> **Exercise prompt**:
Keep the images out and copy every entry below exactly.

> **Records for the exercise**:
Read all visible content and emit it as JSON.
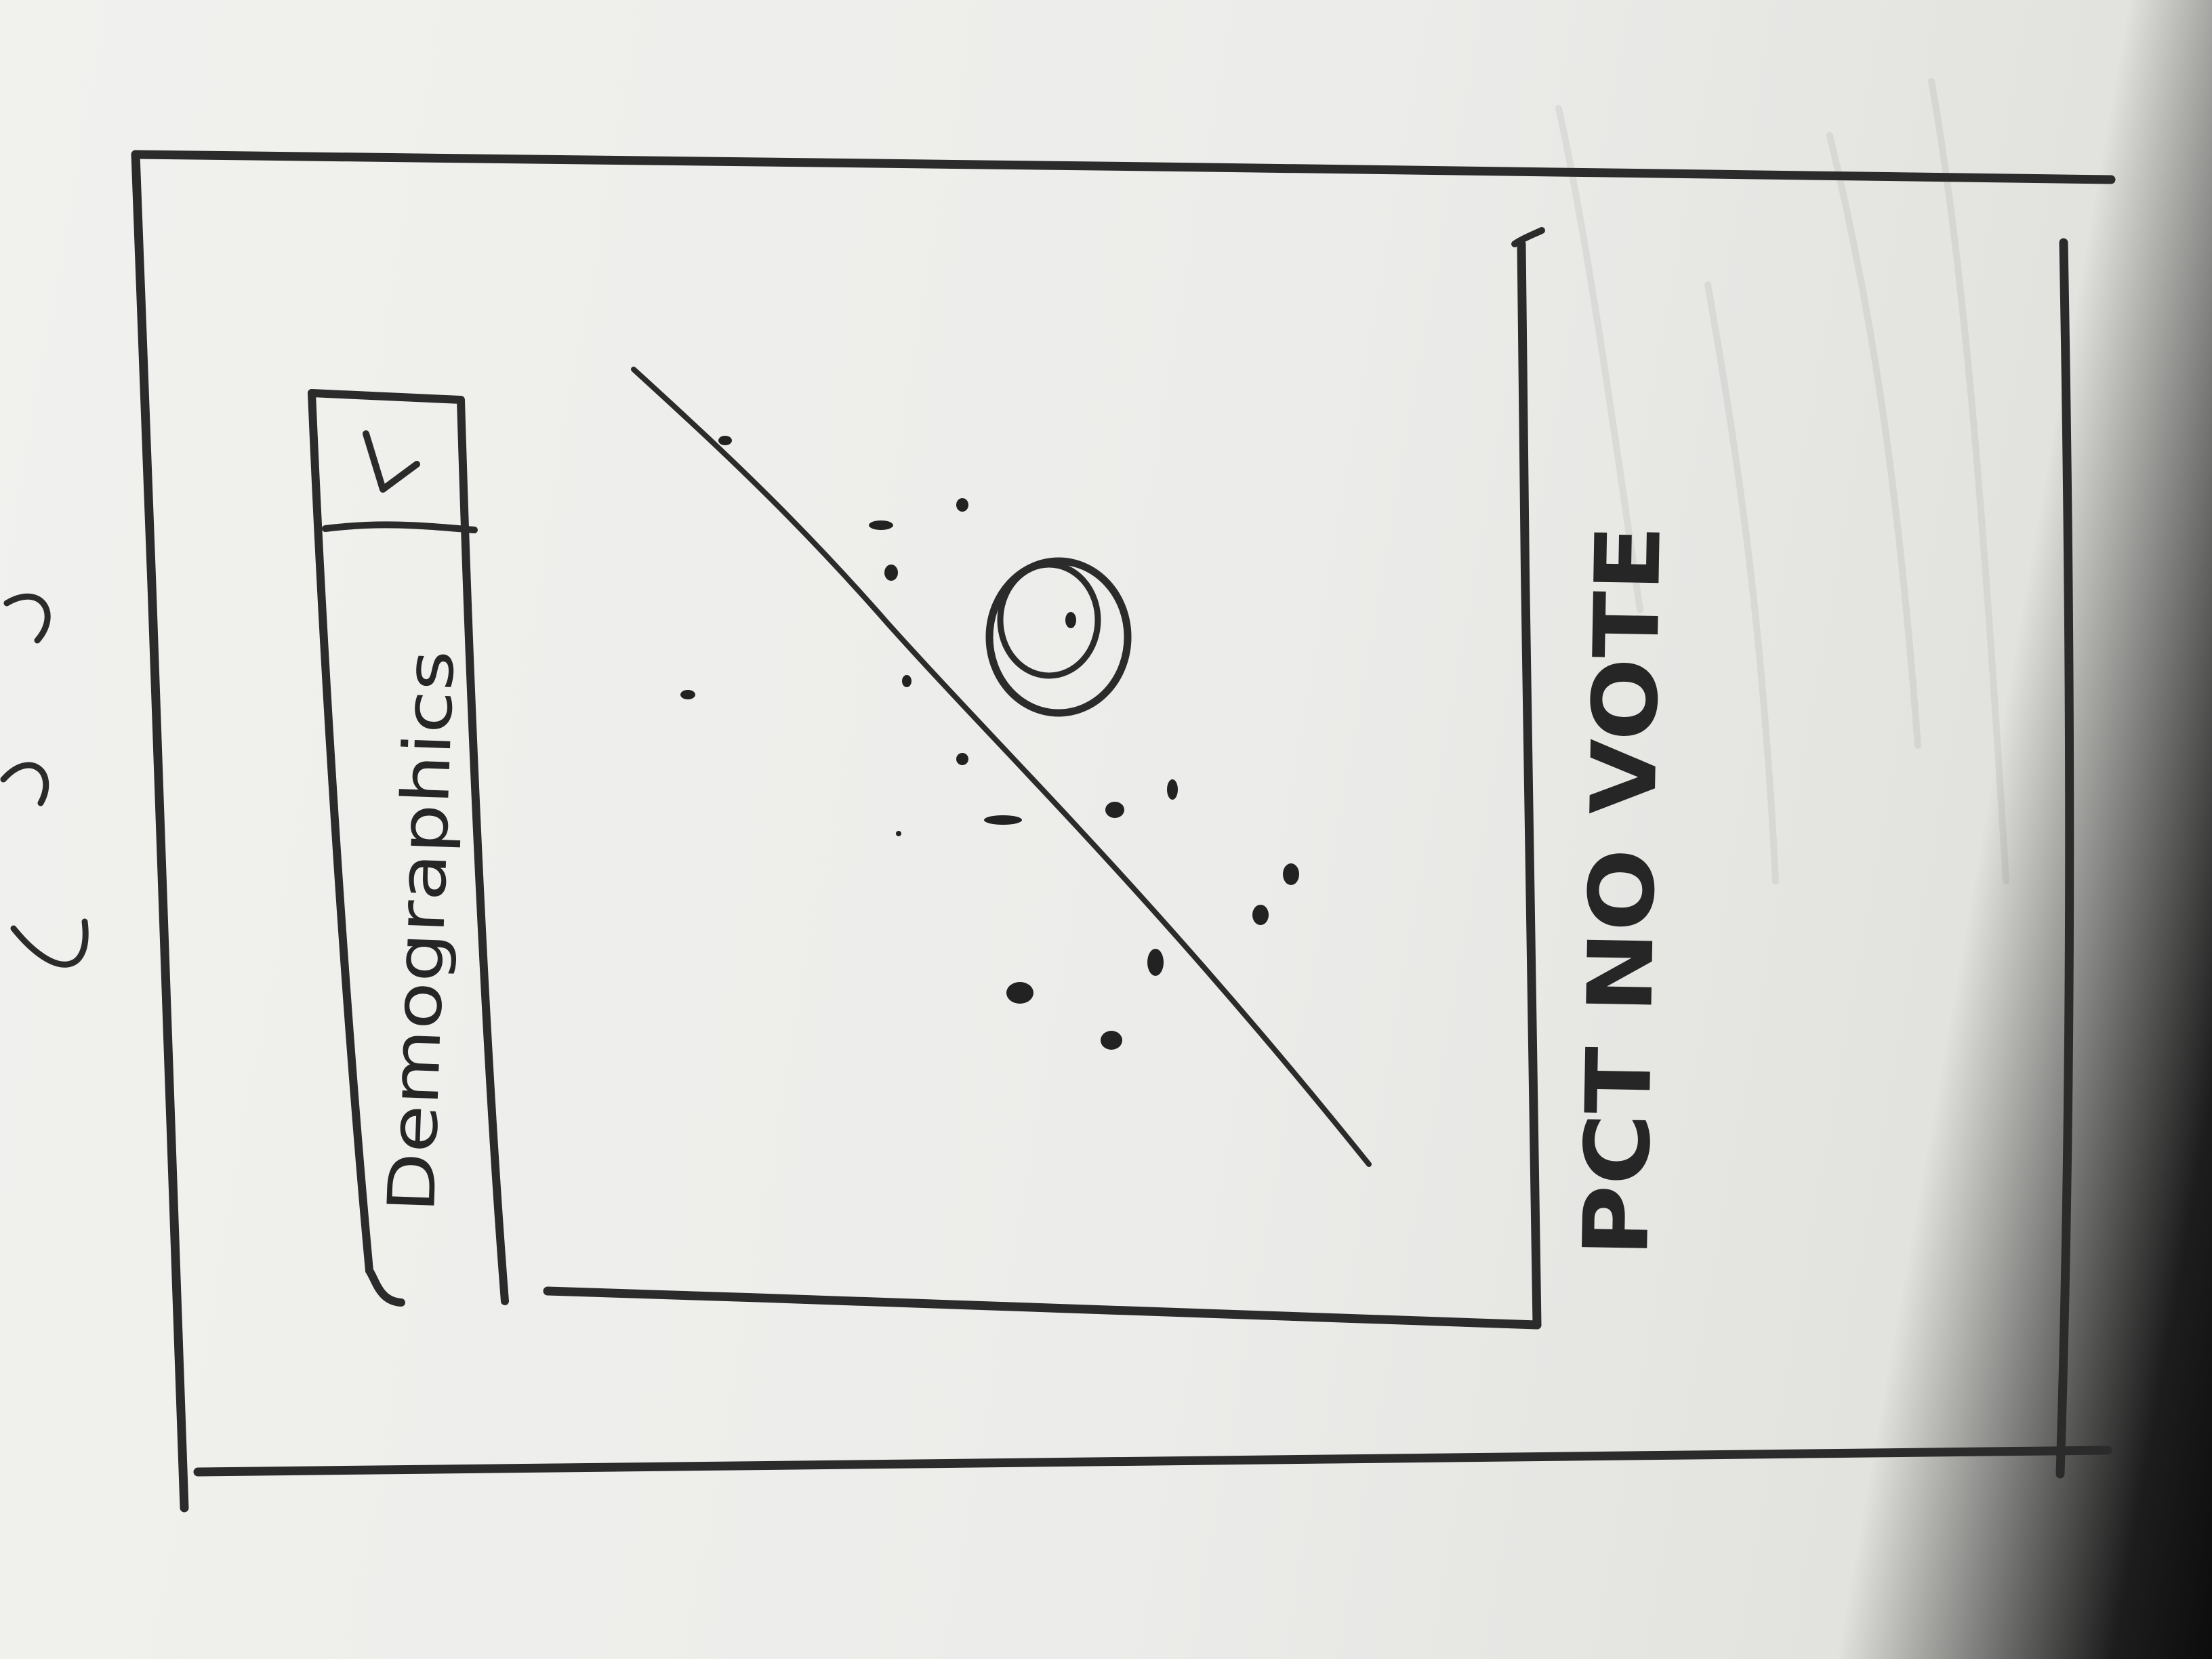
{
  "sketch": {
    "dropdown_value": "Demographics",
    "dropdown_arrow_icon": "triangle-down-icon",
    "chart_footer_label": "PCT NO VOTE",
    "outlier_marker": "circle-highlight",
    "colors": {
      "pencil": "#2b2b2b",
      "paper": "#ececea"
    }
  },
  "chart_data": {
    "type": "scatter",
    "title": "",
    "xlabel": "",
    "ylabel": "",
    "trend_line": true,
    "highlighted_points": 1,
    "legend": "none",
    "grid": false
  }
}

> **Written solution**:
Read all visible content and emit it as JSON.
{
  "sketch": {
    "dropdown_value": "Demographics",
    "dropdown_arrow_icon": "triangle-down-icon",
    "chart_footer_label": "PCT NO VOTE",
    "outlier_marker": "circle-highlight",
    "colors": {
      "pencil": "#2b2b2b",
      "paper": "#ececea"
    }
  },
  "chart_data": {
    "type": "scatter",
    "title": "",
    "xlabel": "",
    "ylabel": "",
    "trend_line": true,
    "highlighted_points": 1,
    "legend": "none",
    "grid": false
  }
}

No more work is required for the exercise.